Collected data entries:
****************

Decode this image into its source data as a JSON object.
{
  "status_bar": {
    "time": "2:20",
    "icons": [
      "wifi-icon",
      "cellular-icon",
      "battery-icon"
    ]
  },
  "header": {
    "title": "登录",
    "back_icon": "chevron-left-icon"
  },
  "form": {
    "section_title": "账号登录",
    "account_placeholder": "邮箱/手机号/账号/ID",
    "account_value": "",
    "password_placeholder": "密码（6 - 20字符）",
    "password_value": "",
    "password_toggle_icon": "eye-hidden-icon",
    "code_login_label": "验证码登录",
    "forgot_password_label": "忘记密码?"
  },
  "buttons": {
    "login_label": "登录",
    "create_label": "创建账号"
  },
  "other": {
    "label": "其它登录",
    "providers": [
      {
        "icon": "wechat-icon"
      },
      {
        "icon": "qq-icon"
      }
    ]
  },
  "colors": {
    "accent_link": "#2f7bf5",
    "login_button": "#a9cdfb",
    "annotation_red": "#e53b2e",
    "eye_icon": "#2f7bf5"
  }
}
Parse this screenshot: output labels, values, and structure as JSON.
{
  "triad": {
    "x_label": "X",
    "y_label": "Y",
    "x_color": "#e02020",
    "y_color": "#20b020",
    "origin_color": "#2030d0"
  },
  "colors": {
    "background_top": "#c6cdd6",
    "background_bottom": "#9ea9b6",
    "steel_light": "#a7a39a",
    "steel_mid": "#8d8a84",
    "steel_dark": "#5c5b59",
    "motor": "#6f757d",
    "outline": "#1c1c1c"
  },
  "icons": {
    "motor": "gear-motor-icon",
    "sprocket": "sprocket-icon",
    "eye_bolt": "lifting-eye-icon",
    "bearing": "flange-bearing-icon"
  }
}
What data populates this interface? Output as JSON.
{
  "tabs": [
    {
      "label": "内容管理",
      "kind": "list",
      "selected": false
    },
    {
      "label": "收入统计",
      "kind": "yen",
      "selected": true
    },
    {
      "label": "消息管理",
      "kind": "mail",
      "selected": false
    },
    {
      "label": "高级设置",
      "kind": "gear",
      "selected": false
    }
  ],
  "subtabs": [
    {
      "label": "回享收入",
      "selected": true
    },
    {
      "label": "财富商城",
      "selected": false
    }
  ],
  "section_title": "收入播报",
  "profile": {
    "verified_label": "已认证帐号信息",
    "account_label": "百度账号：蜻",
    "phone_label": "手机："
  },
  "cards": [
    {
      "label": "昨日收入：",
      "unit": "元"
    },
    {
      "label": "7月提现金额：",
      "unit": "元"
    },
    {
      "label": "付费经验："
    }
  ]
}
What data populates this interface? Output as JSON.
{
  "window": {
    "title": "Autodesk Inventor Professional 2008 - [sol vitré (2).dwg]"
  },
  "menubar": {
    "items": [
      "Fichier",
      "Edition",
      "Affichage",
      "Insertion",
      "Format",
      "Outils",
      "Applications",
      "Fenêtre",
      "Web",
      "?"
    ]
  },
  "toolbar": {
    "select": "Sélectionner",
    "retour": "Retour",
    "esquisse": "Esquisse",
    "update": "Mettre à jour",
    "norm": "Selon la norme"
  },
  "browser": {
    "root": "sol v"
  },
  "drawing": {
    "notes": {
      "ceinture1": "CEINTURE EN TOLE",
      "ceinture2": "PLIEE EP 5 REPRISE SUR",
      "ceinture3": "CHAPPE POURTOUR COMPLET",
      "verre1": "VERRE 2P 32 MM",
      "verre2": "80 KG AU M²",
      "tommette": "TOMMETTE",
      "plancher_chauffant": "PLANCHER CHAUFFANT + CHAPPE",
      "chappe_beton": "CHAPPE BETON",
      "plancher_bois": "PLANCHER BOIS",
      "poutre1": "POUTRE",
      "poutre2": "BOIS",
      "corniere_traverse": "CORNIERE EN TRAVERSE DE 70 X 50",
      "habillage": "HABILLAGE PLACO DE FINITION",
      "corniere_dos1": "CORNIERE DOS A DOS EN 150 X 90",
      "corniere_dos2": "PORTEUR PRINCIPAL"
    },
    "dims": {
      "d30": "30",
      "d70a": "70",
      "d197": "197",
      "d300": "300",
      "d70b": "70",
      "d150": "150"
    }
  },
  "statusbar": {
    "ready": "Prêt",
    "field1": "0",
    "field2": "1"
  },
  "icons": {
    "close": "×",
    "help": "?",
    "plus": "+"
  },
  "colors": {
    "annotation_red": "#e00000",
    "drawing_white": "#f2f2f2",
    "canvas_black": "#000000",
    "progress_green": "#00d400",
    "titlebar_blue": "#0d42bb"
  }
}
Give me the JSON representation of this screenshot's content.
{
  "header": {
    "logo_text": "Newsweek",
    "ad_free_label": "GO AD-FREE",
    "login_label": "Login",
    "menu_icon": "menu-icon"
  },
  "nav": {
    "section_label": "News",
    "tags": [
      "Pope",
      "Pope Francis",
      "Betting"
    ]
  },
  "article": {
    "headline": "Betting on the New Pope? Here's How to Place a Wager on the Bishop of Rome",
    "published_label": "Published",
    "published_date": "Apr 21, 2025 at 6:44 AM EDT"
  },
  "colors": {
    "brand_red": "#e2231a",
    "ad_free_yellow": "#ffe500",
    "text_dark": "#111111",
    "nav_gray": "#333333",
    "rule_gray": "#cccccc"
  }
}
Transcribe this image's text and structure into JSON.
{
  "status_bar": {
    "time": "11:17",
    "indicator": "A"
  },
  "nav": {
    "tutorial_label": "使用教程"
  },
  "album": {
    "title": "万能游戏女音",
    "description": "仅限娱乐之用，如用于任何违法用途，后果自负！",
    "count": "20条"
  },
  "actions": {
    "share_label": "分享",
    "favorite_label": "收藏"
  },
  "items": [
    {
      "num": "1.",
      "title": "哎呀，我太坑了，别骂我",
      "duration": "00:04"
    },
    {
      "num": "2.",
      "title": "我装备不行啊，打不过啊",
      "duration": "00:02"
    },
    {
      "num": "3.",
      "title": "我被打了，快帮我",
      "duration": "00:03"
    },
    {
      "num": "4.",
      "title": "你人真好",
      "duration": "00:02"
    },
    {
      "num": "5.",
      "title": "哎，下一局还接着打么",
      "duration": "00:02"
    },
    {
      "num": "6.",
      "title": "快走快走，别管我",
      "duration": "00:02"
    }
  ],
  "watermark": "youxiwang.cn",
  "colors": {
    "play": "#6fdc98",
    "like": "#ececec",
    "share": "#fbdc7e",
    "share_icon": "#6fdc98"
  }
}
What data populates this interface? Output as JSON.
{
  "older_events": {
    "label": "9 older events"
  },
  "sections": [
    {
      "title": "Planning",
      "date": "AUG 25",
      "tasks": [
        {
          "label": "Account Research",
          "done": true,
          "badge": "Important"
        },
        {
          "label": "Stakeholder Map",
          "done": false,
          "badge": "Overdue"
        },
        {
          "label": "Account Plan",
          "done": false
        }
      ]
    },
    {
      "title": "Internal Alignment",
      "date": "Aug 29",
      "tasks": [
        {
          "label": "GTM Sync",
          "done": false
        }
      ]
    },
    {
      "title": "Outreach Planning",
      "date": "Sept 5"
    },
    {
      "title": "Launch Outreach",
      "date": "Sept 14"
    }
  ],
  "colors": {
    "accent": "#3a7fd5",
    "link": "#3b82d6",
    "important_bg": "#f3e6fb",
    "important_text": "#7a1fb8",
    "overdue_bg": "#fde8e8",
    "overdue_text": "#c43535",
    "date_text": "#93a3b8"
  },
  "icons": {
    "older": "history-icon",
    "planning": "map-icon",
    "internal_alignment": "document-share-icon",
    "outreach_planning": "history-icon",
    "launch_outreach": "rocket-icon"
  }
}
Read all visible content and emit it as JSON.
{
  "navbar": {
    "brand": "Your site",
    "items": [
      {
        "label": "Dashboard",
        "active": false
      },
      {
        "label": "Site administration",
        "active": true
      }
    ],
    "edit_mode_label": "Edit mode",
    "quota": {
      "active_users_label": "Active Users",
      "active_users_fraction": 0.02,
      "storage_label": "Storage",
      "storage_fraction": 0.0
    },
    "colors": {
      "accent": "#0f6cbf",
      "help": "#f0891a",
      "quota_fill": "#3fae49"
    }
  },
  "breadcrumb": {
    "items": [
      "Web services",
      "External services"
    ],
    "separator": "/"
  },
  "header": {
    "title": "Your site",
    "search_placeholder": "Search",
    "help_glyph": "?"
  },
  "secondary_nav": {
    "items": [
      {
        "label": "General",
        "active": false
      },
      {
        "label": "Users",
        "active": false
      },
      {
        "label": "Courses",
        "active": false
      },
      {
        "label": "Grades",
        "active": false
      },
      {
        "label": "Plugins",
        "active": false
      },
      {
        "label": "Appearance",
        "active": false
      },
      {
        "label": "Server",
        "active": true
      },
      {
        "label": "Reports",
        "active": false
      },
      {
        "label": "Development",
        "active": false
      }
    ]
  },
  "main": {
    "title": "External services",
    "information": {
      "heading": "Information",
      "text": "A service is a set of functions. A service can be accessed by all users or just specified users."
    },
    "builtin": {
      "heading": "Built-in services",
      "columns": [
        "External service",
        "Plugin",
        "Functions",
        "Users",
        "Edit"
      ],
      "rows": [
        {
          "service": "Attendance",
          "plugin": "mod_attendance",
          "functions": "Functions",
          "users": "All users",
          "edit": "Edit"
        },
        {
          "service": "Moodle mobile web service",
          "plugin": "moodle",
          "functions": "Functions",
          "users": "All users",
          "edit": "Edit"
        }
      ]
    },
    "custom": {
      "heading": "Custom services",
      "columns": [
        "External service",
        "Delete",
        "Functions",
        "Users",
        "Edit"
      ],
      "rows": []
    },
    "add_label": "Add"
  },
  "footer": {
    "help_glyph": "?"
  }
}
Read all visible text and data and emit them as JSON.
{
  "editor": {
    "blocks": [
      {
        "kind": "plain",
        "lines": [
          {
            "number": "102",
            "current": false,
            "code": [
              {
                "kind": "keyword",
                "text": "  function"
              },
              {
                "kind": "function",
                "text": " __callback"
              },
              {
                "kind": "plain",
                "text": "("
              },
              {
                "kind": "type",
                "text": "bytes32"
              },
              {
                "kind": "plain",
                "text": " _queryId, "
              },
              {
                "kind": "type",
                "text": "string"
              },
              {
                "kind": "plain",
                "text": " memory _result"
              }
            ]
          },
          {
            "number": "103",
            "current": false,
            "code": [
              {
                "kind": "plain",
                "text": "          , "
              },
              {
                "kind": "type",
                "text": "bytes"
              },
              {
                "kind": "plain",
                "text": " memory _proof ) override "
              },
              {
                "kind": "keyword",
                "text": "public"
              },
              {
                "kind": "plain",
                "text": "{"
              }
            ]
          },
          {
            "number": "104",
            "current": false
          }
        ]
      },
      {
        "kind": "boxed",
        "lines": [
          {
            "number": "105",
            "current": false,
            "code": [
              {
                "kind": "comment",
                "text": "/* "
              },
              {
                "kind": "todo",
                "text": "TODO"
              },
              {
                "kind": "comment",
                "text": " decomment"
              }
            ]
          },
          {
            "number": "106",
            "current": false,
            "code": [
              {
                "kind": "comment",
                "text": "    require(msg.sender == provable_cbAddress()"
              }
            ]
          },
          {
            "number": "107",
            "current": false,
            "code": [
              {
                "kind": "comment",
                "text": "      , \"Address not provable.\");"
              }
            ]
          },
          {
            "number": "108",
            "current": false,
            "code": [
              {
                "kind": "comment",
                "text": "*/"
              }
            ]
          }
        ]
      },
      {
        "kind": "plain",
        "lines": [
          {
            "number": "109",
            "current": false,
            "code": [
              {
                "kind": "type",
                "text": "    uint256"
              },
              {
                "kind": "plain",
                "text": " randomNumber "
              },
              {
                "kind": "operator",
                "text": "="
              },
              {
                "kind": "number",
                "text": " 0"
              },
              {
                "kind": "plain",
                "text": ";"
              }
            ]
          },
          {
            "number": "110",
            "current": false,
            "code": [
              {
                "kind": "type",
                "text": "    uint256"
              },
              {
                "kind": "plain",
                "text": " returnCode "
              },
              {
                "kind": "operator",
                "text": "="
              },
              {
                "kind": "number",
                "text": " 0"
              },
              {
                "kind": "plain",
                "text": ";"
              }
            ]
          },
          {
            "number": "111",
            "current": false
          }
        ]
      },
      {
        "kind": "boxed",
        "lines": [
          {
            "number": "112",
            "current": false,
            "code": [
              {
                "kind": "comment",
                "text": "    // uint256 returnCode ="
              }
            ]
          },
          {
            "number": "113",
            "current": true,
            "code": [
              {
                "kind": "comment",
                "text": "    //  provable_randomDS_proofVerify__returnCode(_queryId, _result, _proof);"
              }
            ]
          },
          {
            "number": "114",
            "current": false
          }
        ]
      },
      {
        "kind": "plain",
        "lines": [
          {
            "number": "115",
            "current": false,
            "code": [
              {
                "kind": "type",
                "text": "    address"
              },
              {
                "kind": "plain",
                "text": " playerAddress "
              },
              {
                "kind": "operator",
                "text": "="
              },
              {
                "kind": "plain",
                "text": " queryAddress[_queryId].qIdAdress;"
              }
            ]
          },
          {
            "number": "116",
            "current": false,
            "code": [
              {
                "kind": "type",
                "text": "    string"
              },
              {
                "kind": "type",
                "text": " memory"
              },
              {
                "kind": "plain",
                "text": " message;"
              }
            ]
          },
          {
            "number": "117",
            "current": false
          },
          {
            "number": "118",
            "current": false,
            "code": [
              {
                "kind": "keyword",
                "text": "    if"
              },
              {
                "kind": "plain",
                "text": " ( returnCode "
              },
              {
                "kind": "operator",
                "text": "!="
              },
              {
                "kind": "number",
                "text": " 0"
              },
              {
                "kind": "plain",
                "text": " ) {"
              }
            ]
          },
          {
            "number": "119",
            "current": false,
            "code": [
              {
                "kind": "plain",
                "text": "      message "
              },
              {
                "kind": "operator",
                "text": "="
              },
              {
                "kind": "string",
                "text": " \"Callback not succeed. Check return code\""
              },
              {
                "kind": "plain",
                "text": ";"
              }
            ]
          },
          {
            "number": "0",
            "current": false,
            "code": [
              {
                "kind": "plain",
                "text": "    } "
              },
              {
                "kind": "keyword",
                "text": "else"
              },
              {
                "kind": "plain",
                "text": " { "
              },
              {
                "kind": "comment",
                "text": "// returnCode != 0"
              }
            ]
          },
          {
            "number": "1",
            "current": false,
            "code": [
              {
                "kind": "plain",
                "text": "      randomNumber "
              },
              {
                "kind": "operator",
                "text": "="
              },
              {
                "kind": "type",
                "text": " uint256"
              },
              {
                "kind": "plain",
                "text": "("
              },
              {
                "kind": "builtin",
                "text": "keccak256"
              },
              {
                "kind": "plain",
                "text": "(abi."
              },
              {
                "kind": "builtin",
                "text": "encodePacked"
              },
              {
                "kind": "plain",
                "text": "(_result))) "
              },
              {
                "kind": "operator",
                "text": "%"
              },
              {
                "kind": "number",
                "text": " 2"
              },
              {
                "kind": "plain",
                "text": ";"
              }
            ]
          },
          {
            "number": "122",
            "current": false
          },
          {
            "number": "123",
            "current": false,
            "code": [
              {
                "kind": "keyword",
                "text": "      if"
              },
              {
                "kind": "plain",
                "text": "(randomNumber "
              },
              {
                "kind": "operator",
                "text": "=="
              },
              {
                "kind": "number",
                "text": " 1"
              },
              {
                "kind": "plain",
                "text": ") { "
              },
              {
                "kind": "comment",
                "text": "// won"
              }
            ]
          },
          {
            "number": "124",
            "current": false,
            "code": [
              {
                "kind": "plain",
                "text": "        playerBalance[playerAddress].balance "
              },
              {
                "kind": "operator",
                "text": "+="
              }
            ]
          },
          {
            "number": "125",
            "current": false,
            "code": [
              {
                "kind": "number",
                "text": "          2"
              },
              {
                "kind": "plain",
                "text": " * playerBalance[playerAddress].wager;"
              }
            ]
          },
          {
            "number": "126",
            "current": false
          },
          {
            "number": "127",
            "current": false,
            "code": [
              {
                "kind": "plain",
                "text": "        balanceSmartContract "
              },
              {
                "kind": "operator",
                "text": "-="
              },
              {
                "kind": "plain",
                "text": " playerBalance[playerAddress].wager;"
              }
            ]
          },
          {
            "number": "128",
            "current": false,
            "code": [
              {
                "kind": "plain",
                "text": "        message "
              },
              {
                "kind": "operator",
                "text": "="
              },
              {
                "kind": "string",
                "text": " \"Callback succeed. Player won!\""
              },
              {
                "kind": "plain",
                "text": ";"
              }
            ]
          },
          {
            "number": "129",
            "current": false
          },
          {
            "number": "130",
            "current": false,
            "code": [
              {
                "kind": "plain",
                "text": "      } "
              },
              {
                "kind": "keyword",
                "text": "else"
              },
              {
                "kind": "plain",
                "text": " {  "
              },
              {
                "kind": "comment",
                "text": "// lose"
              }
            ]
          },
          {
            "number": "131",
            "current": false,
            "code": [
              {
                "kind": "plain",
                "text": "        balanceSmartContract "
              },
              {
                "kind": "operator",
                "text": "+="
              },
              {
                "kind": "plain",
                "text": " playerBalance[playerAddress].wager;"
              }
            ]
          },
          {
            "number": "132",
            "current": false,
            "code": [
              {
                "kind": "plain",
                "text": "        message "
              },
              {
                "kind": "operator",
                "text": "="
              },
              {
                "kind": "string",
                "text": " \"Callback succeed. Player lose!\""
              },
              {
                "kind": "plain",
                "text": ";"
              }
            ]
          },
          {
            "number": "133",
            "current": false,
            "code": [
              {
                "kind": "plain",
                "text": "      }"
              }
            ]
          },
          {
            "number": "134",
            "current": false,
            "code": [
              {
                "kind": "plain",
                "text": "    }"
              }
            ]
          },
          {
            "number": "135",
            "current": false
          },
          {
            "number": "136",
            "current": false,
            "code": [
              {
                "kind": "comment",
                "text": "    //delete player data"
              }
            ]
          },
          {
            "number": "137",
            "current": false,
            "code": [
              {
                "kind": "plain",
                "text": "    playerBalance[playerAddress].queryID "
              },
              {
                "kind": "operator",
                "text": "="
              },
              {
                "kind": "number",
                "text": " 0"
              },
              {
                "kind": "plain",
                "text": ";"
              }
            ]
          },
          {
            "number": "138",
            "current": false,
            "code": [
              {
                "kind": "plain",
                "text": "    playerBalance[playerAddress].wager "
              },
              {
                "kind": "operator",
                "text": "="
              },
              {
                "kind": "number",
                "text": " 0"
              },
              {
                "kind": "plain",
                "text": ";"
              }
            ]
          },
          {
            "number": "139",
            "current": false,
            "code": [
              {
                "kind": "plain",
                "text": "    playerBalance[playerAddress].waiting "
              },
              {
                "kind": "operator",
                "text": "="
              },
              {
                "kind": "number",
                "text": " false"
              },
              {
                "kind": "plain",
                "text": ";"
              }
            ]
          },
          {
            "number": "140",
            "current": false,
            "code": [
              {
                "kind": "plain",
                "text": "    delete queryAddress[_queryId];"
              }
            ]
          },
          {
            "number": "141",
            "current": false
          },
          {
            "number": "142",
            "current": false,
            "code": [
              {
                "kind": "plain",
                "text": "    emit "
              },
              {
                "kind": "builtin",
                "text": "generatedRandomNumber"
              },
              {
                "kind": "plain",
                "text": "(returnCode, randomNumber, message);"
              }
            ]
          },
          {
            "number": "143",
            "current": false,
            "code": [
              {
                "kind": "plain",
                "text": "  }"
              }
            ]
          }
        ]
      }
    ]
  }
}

****************

In the data above, tally the lines holding "External" and answer with the figure only.

4